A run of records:
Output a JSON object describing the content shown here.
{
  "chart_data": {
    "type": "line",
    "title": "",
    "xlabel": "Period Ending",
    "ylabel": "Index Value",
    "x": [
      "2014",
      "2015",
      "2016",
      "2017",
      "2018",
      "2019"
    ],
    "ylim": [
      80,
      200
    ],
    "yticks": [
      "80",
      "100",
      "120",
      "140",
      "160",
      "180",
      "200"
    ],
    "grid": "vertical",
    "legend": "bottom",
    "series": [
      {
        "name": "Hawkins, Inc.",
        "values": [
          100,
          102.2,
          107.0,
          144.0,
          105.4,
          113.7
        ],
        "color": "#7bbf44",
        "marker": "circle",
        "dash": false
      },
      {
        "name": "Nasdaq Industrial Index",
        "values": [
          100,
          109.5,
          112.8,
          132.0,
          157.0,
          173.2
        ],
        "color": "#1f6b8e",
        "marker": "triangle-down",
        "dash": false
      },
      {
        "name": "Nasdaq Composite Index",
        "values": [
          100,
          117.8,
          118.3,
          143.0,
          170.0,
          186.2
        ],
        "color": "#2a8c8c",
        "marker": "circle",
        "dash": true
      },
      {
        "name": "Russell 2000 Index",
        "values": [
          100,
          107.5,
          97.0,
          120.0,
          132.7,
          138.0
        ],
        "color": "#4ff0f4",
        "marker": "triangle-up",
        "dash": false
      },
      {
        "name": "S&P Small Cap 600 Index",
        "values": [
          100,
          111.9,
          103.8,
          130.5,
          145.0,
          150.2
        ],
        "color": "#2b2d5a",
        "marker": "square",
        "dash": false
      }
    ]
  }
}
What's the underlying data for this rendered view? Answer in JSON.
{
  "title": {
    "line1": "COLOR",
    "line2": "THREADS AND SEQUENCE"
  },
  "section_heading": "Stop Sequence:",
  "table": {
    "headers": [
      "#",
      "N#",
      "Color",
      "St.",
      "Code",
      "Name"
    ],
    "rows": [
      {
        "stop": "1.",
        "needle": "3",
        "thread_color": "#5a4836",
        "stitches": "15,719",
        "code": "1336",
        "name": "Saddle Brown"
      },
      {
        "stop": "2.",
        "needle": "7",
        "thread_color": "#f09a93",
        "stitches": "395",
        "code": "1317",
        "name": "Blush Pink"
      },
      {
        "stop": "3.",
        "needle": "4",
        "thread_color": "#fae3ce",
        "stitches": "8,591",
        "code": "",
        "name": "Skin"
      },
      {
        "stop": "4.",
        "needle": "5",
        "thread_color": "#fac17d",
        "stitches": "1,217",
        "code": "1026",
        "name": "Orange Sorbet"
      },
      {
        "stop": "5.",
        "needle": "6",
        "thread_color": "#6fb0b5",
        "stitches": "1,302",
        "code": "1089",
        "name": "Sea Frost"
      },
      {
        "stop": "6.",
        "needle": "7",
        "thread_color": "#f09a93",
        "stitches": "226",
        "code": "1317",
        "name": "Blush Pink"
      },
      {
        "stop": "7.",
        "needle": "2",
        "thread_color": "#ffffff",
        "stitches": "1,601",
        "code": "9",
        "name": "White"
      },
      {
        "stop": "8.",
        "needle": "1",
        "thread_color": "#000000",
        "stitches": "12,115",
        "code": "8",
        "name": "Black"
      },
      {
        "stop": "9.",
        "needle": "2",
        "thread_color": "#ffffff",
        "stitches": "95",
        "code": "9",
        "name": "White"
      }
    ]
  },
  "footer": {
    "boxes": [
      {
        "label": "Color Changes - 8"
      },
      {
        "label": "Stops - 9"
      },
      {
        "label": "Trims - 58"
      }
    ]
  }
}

• _WRITTEN INSTRUCTION_: Scan the material above. Return every line containing the string "Index".

• _TASK OUTPUT_:
    "ylabel": "Index Value",
        "name": "Nasdaq Industrial Index",
        "name": "Nasdaq Composite Index",
        "name": "Russell 2000 Index",
        "name": "S&P Small Cap 600 Index",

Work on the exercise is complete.